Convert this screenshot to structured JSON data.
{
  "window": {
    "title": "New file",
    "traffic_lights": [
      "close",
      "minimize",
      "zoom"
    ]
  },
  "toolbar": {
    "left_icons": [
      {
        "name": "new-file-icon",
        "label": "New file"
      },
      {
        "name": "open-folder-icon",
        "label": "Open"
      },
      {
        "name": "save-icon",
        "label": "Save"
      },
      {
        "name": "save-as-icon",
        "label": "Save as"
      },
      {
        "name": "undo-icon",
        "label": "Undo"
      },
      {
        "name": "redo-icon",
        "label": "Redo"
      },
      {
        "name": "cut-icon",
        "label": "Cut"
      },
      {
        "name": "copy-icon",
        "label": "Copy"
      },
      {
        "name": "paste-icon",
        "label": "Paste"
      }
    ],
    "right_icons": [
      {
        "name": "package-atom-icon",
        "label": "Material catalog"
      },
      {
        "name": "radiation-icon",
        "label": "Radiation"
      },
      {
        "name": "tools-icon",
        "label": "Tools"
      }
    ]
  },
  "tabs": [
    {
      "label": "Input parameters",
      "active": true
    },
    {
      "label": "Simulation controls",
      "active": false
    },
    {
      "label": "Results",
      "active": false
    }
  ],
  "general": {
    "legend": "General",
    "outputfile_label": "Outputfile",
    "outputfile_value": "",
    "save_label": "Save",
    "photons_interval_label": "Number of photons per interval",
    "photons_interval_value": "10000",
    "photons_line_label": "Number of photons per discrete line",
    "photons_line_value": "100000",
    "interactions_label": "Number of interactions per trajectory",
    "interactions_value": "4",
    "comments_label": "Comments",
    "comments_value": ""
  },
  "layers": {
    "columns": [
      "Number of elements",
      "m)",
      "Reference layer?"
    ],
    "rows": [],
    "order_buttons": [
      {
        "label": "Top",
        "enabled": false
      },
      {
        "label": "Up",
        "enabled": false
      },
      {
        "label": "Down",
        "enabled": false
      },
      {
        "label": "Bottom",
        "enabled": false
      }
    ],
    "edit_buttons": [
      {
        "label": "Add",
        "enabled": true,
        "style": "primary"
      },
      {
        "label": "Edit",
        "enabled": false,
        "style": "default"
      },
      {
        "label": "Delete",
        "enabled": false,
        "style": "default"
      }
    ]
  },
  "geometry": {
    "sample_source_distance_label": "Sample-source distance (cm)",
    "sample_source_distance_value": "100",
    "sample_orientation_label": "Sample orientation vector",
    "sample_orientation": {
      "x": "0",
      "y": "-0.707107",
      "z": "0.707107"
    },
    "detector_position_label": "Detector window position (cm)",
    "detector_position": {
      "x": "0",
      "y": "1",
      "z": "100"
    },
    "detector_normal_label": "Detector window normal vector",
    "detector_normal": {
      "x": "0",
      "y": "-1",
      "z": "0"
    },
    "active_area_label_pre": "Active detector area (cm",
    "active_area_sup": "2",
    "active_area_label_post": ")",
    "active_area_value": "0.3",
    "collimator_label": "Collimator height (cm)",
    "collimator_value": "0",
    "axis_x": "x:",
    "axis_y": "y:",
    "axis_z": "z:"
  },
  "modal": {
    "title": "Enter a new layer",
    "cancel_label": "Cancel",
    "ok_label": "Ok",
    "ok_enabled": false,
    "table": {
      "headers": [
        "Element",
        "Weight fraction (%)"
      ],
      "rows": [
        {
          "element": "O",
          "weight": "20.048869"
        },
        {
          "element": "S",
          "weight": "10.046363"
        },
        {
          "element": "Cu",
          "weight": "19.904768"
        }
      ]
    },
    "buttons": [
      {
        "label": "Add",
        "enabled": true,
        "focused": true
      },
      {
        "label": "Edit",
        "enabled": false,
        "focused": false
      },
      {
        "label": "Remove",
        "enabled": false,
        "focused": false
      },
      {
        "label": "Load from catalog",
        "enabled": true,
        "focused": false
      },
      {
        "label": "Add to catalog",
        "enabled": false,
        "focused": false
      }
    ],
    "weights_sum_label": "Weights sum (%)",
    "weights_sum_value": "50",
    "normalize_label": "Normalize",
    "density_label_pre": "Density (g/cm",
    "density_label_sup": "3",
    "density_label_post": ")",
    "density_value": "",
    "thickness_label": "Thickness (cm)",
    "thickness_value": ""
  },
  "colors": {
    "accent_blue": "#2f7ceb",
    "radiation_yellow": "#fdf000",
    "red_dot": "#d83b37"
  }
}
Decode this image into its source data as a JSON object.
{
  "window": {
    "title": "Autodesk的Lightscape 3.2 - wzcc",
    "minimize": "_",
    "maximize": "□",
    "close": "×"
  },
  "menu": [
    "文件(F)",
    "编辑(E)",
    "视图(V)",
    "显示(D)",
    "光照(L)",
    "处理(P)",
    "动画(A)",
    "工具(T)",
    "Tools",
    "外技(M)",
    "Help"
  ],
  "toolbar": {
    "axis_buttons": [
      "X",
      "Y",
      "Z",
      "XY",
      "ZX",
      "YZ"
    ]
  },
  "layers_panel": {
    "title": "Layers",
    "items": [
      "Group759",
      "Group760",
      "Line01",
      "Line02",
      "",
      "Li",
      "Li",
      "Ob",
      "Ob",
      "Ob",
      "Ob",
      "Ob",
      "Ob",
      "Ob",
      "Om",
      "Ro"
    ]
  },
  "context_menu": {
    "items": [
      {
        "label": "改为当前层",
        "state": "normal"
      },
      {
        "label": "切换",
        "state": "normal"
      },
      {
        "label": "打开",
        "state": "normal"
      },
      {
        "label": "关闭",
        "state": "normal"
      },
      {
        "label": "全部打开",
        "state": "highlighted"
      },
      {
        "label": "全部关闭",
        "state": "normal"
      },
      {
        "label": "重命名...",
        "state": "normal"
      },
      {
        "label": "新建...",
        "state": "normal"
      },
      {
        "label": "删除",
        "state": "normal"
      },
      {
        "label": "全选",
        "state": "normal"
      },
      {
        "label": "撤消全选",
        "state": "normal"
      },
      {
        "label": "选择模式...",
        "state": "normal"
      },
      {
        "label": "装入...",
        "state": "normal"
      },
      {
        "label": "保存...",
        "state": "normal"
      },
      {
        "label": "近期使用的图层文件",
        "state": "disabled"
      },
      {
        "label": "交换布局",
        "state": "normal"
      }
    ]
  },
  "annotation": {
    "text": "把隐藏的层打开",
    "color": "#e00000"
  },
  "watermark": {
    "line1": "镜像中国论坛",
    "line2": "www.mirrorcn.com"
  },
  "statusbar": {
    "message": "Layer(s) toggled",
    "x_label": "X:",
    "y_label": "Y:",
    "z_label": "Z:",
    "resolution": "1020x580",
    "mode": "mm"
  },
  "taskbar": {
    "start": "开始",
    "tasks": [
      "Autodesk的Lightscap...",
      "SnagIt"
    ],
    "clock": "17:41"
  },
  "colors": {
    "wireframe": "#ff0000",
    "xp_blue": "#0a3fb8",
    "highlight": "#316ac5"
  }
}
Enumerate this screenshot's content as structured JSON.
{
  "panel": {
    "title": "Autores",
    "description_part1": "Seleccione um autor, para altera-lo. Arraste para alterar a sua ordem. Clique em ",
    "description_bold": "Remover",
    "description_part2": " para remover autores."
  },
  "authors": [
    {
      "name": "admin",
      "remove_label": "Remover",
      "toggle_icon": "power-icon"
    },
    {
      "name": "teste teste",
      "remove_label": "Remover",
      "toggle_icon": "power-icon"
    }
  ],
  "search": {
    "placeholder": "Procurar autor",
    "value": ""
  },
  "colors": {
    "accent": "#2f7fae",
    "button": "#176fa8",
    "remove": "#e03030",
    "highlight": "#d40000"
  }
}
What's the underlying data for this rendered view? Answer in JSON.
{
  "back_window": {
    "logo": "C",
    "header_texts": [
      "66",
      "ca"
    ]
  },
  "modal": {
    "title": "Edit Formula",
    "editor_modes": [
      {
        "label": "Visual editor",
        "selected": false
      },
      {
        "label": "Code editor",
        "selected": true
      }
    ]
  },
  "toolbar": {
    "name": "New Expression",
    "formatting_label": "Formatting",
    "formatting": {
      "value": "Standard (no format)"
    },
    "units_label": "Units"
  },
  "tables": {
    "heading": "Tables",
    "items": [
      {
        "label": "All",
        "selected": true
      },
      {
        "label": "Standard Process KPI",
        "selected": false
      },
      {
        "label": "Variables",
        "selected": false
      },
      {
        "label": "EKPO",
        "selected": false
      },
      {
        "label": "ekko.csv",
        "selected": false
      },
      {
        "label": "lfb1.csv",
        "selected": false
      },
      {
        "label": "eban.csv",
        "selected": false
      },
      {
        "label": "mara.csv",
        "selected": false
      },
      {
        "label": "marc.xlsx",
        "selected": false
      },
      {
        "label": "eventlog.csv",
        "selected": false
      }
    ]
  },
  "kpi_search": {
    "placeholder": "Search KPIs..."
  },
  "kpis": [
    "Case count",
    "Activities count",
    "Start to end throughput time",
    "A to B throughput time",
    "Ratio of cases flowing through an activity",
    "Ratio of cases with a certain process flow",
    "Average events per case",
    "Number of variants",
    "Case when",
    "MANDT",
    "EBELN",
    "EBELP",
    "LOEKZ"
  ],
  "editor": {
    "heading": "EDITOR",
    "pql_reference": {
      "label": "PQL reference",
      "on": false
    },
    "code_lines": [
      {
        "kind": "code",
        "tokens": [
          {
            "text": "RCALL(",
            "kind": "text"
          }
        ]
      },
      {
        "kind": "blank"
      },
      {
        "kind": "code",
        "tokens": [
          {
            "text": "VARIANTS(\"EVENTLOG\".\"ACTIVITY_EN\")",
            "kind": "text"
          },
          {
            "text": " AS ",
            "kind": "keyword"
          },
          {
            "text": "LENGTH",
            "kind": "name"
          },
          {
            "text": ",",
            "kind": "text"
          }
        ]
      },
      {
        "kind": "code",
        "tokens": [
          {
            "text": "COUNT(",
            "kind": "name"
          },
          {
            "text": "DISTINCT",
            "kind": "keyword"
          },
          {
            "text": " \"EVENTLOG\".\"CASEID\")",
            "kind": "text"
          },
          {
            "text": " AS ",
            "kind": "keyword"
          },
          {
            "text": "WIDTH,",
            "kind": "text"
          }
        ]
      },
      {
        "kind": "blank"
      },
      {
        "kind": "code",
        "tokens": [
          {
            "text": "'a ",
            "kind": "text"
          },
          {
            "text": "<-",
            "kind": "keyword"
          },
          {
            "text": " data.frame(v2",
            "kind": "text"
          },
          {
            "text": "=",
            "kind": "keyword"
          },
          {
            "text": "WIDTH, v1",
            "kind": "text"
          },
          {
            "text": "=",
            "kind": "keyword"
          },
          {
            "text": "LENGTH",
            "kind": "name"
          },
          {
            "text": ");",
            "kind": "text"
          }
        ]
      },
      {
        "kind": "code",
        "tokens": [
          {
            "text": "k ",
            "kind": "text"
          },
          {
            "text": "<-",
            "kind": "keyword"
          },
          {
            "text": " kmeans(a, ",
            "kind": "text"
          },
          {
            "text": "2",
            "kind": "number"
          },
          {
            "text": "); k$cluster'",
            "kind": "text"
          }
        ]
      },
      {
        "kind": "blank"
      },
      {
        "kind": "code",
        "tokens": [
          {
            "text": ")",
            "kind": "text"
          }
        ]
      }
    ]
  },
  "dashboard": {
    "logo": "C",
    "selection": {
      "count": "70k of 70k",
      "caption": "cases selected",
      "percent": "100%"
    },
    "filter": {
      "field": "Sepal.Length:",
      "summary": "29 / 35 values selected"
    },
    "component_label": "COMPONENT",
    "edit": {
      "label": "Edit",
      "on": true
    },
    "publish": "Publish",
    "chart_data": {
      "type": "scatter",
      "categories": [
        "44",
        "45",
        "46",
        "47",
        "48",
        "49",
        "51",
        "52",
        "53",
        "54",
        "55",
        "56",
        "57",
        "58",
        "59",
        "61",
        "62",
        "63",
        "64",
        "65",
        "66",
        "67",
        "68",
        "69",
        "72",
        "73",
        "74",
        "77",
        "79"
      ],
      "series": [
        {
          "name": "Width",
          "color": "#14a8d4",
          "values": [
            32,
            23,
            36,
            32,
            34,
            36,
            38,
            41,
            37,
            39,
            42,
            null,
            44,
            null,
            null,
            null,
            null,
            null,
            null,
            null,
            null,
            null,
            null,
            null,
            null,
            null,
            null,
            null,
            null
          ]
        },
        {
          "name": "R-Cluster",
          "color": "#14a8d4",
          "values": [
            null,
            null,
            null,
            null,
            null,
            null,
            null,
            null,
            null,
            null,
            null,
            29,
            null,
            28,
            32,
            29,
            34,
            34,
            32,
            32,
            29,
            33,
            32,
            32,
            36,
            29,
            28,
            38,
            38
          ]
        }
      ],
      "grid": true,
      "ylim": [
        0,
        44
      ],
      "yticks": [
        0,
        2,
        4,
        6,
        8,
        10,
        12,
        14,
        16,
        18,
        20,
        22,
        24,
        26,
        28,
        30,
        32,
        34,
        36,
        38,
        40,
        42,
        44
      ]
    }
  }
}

# [Exercise details]
Copy out every line of the data that includes "Ratio".

# [Exercise result]
    "Ratio of cases flowing through an activity",
    "Ratio of cases with a certain process flow",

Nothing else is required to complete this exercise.